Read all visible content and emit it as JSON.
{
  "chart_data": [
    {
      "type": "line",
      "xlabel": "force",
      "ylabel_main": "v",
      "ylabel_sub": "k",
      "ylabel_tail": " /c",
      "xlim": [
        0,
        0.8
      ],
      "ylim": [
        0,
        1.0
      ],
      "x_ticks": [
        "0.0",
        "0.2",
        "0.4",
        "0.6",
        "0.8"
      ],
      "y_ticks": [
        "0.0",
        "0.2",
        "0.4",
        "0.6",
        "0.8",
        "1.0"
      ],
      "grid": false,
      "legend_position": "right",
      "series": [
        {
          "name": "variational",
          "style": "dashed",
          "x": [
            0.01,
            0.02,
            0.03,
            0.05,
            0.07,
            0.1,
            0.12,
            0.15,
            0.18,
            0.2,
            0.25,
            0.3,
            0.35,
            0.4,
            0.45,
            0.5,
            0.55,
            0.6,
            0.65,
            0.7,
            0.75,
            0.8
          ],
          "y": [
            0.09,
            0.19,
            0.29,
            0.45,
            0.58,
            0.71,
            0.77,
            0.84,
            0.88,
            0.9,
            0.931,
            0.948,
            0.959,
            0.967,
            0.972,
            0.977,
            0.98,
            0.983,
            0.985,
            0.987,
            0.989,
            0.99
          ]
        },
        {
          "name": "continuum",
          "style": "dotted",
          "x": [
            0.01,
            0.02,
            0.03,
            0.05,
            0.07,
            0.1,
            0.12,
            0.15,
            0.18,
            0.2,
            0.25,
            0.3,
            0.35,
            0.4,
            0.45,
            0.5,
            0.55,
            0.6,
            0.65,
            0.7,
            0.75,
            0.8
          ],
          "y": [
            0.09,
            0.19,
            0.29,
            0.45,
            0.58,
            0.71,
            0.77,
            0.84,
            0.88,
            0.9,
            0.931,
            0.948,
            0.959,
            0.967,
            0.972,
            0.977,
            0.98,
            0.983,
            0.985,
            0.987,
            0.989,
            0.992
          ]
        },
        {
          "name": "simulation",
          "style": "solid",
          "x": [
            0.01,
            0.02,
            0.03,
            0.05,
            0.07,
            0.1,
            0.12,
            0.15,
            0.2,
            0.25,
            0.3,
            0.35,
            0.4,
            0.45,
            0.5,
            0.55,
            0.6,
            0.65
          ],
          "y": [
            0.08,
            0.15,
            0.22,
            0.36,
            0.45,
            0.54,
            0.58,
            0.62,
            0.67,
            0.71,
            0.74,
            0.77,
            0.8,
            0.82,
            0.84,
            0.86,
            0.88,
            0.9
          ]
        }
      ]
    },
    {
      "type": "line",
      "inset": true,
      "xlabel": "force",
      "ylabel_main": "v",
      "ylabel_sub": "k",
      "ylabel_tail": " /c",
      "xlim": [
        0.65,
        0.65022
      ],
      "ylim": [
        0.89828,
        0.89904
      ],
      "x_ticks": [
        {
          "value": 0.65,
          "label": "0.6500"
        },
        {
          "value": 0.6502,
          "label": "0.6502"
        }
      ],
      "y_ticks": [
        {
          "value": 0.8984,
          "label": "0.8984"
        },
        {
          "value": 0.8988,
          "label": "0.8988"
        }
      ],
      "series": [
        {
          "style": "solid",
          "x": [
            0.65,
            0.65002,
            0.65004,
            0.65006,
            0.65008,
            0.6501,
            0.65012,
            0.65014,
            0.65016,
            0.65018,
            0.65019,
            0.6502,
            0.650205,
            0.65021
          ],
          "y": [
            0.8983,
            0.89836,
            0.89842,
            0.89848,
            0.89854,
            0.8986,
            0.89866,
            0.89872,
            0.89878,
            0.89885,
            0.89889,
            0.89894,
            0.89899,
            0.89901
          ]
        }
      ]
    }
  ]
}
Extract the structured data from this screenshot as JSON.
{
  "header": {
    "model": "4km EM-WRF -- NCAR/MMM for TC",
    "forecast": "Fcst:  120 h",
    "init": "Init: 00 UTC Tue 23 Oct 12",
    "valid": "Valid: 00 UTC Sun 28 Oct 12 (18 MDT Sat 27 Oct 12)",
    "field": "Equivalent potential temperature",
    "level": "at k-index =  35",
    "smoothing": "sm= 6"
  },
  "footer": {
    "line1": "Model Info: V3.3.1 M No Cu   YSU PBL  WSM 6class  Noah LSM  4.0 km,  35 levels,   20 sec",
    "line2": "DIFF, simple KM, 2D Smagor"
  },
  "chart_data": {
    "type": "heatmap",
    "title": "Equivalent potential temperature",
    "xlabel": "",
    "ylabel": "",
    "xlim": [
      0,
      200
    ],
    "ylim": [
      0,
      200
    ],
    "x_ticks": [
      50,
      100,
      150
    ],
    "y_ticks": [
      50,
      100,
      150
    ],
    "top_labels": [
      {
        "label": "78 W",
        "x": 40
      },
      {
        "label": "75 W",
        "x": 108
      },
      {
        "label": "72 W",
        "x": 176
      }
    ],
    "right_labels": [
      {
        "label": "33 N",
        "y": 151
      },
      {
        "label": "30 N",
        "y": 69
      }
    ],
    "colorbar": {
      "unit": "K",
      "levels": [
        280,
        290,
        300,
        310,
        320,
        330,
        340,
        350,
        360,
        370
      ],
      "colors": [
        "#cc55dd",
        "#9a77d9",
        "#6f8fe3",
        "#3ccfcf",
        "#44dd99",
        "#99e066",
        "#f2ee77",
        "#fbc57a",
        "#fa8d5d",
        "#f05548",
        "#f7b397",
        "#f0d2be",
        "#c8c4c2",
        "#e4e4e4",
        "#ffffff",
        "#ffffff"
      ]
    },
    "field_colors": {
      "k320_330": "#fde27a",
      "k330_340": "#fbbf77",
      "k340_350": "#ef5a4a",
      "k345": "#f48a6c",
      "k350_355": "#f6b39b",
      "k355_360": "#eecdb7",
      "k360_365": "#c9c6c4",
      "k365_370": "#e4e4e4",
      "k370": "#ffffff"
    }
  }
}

----------

**Exercise goal**
Each line of the data that includes the word "potential" counts once; report the total and nothing more.

**The answer**
2